>> BEGIN
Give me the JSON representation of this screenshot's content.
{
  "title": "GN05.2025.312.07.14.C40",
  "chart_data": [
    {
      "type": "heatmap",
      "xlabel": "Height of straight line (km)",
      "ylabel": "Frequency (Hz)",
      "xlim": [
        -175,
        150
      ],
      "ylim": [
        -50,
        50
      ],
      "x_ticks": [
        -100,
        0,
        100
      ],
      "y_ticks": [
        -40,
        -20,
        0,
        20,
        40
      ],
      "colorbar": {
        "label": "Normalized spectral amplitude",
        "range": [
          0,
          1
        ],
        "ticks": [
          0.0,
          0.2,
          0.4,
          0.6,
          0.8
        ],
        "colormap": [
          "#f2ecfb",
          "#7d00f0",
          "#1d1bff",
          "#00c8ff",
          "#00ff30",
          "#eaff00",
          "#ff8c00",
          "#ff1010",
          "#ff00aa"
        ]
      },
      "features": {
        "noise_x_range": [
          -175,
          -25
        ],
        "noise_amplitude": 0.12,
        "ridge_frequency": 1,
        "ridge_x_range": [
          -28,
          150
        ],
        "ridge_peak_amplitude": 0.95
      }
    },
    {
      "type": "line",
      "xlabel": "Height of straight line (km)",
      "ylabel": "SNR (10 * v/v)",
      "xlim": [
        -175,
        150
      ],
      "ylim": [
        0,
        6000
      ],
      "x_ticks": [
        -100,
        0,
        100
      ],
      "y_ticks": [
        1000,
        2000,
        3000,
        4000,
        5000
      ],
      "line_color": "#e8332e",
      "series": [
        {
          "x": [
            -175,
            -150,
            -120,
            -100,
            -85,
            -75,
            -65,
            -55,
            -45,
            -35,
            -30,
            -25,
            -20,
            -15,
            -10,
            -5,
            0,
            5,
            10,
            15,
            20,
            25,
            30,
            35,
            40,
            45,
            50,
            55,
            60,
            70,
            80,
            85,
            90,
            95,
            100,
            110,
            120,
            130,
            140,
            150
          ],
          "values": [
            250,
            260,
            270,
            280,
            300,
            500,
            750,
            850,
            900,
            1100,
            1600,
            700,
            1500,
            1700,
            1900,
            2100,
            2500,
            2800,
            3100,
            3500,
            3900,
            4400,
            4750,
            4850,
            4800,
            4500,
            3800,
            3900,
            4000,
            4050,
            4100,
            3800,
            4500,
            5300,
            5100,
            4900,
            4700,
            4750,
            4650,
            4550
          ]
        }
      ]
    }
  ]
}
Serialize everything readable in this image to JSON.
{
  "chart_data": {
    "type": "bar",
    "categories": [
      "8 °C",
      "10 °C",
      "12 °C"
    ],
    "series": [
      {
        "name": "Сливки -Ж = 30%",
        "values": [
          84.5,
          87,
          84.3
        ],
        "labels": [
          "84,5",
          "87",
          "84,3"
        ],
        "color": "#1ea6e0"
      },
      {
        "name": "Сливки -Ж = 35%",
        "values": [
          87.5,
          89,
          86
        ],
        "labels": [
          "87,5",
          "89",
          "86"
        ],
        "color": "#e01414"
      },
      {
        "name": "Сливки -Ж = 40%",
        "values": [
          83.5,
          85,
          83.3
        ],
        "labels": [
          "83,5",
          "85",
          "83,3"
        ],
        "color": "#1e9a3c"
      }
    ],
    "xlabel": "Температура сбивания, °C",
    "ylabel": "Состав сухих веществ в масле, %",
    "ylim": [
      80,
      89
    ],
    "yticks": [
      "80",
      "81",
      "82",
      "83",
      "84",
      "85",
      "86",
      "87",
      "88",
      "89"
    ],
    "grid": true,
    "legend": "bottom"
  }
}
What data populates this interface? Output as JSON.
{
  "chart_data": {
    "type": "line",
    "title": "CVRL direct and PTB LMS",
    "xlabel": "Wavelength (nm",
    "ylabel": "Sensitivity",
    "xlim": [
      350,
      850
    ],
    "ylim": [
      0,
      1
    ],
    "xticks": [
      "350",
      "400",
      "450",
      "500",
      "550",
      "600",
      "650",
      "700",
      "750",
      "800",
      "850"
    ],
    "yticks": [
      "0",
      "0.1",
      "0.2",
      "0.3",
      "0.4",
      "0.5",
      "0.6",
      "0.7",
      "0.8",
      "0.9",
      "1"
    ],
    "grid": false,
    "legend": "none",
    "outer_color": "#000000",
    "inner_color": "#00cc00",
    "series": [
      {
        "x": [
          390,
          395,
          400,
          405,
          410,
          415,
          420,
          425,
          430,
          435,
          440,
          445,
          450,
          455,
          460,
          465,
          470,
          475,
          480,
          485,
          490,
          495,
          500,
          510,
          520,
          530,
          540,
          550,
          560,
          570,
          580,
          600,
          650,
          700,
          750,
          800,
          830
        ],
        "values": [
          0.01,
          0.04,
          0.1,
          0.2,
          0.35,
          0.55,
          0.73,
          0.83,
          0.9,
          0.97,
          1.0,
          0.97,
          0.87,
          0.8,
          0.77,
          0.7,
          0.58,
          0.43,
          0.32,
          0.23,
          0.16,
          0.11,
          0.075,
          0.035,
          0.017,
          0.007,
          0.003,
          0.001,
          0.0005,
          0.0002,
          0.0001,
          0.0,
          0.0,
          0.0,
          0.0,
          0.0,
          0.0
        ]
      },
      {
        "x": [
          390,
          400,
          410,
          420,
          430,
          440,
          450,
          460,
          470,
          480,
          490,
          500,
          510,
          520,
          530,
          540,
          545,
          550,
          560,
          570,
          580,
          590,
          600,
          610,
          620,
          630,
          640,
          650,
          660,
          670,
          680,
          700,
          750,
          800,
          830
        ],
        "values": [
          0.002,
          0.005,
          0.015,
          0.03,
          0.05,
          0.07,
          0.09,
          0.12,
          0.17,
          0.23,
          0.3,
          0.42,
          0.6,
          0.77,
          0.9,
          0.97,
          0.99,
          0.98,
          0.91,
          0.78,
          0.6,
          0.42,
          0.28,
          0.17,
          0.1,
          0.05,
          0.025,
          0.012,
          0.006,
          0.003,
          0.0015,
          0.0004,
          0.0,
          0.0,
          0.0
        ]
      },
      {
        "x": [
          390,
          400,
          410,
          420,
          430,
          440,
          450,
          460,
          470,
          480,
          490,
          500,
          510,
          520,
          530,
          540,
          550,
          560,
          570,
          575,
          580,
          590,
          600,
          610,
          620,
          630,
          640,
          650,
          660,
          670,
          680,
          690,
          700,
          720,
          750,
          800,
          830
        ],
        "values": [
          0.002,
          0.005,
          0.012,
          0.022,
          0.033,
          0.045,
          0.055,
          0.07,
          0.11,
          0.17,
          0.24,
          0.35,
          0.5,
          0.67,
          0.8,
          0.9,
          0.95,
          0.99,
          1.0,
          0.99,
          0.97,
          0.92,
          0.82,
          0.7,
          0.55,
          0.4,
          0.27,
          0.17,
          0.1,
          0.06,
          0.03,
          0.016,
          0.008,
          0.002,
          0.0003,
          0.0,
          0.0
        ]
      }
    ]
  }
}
>> END
CHALLENGE:
Copy every record above exactly as it appears.

THE REPLY:
Give me the JSON representation of this screenshot's content.
{
  "title": "GN05.2025.312.07.14.C40",
  "chart_data": [
    {
      "type": "heatmap",
      "xlabel": "Height of straight line (km)",
      "ylabel": "Frequency (Hz)",
      "xlim": [
        -175,
        150
      ],
      "ylim": [
        -50,
        50
      ],
      "x_ticks": [
        -100,
        0,
        100
      ],
      "y_ticks": [
        -40,
        -20,
        0,
        20,
        40
      ],
      "colorbar": {
        "label": "Normalized spectral amplitude",
        "range": [
          0,
          1
        ],
        "ticks": [
          0.0,
          0.2,
          0.4,
          0.6,
          0.8
        ],
        "colormap": [
          "#f2ecfb",
          "#7d00f0",
          "#1d1bff",
          "#00c8ff",
          "#00ff30",
          "#eaff00",
          "#ff8c00",
          "#ff1010",
          "#ff00aa"
        ]
      },
      "features": {
        "noise_x_range": [
          -175,
          -25
        ],
        "noise_amplitude": 0.12,
        "ridge_frequency": 1,
        "ridge_x_range": [
          -28,
          150
        ],
        "ridge_peak_amplitude": 0.95
      }
    },
    {
      "type": "line",
      "xlabel": "Height of straight line (km)",
      "ylabel": "SNR (10 * v/v)",
      "xlim": [
        -175,
        150
      ],
      "ylim": [
        0,
        6000
      ],
      "x_ticks": [
        -100,
        0,
        100
      ],
      "y_ticks": [
        1000,
        2000,
        3000,
        4000,
        5000
      ],
      "line_color": "#e8332e",
      "series": [
        {
          "x": [
            -175,
            -150,
            -120,
            -100,
            -85,
            -75,
            -65,
            -55,
            -45,
            -35,
            -30,
            -25,
            -20,
            -15,
            -10,
            -5,
            0,
            5,
            10,
            15,
            20,
            25,
            30,
            35,
            40,
            45,
            50,
            55,
            60,
            70,
            80,
            85,
            90,
            95,
            100,
            110,
            120,
            130,
            140,
            150
          ],
          "values": [
            250,
            260,
            270,
            280,
            300,
            500,
            750,
            850,
            900,
            1100,
            1600,
            700,
            1500,
            1700,
            1900,
            2100,
            2500,
            2800,
            3100,
            3500,
            3900,
            4400,
            4750,
            4850,
            4800,
            4500,
            3800,
            3900,
            4000,
            4050,
            4100,
            3800,
            4500,
            5300,
            5100,
            4900,
            4700,
            4750,
            4650,
            4550
          ]
        }
      ]
    }
  ]
}
Serialize everything readable in this image to JSON.
{
  "chart_data": {
    "type": "bar",
    "categories": [
      "8 °C",
      "10 °C",
      "12 °C"
    ],
    "series": [
      {
        "name": "Сливки -Ж = 30%",
        "values": [
          84.5,
          87,
          84.3
        ],
        "labels": [
          "84,5",
          "87",
          "84,3"
        ],
        "color": "#1ea6e0"
      },
      {
        "name": "Сливки -Ж = 35%",
        "values": [
          87.5,
          89,
          86
        ],
        "labels": [
          "87,5",
          "89",
          "86"
        ],
        "color": "#e01414"
      },
      {
        "name": "Сливки -Ж = 40%",
        "values": [
          83.5,
          85,
          83.3
        ],
        "labels": [
          "83,5",
          "85",
          "83,3"
        ],
        "color": "#1e9a3c"
      }
    ],
    "xlabel": "Температура сбивания, °C",
    "ylabel": "Состав сухих веществ в масле, %",
    "ylim": [
      80,
      89
    ],
    "yticks": [
      "80",
      "81",
      "82",
      "83",
      "84",
      "85",
      "86",
      "87",
      "88",
      "89"
    ],
    "grid": true,
    "legend": "bottom"
  }
}
What data populates this interface? Output as JSON.
{
  "chart_data": {
    "type": "line",
    "title": "CVRL direct and PTB LMS",
    "xlabel": "Wavelength (nm",
    "ylabel": "Sensitivity",
    "xlim": [
      350,
      850
    ],
    "ylim": [
      0,
      1
    ],
    "xticks": [
      "350",
      "400",
      "450",
      "500",
      "550",
      "600",
      "650",
      "700",
      "750",
      "800",
      "850"
    ],
    "yticks": [
      "0",
      "0.1",
      "0.2",
      "0.3",
      "0.4",
      "0.5",
      "0.6",
      "0.7",
      "0.8",
      "0.9",
      "1"
    ],
    "grid": false,
    "legend": "none",
    "outer_color": "#000000",
    "inner_color": "#00cc00",
    "series": [
      {
        "x": [
          390,
          395,
          400,
          405,
          410,
          415,
          420,
          425,
          430,
          435,
          440,
          445,
          450,
          455,
          460,
          465,
          470,
          475,
          480,
          485,
          490,
          495,
          500,
          510,
          520,
          530,
          540,
          550,
          560,
          570,
          580,
          600,
          650,
          700,
          750,
          800,
          830
        ],
        "values": [
          0.01,
          0.04,
          0.1,
          0.2,
          0.35,
          0.55,
          0.73,
          0.83,
          0.9,
          0.97,
          1.0,
          0.97,
          0.87,
          0.8,
          0.77,
          0.7,
          0.58,
          0.43,
          0.32,
          0.23,
          0.16,
          0.11,
          0.075,
          0.035,
          0.017,
          0.007,
          0.003,
          0.001,
          0.0005,
          0.0002,
          0.0001,
          0.0,
          0.0,
          0.0,
          0.0,
          0.0,
          0.0
        ]
      },
      {
        "x": [
          390,
          400,
          410,
          420,
          430,
          440,
          450,
          460,
          470,
          480,
          490,
          500,
          510,
          520,
          530,
          540,
          545,
          550,
          560,
          570,
          580,
          590,
          600,
          610,
          620,
          630,
          640,
          650,
          660,
          670,
          680,
          700,
          750,
          800,
          830
        ],
        "values": [
          0.002,
          0.005,
          0.015,
          0.03,
          0.05,
          0.07,
          0.09,
          0.12,
          0.17,
          0.23,
          0.3,
          0.42,
          0.6,
          0.77,
          0.9,
          0.97,
          0.99,
          0.98,
          0.91,
          0.78,
          0.6,
          0.42,
          0.28,
          0.17,
          0.1,
          0.05,
          0.025,
          0.012,
          0.006,
          0.003,
          0.0015,
          0.0004,
          0.0,
          0.0,
          0.0
        ]
      },
      {
        "x": [
          390,
          400,
          410,
          420,
          430,
          440,
          450,
          460,
          470,
          480,
          490,
          500,
          510,
          520,
          530,
          540,
          550,
          560,
          570,
          575,
          580,
          590,
          600,
          610,
          620,
          630,
          640,
          650,
          660,
          670,
          680,
          690,
          700,
          720,
          750,
          800,
          830
        ],
        "values": [
          0.002,
          0.005,
          0.012,
          0.022,
          0.033,
          0.045,
          0.055,
          0.07,
          0.11,
          0.17,
          0.24,
          0.35,
          0.5,
          0.67,
          0.8,
          0.9,
          0.95,
          0.99,
          1.0,
          0.99,
          0.97,
          0.92,
          0.82,
          0.7,
          0.55,
          0.4,
          0.27,
          0.17,
          0.1,
          0.06,
          0.03,
          0.016,
          0.008,
          0.002,
          0.0003,
          0.0,
          0.0
        ]
      }
    ]
  }
}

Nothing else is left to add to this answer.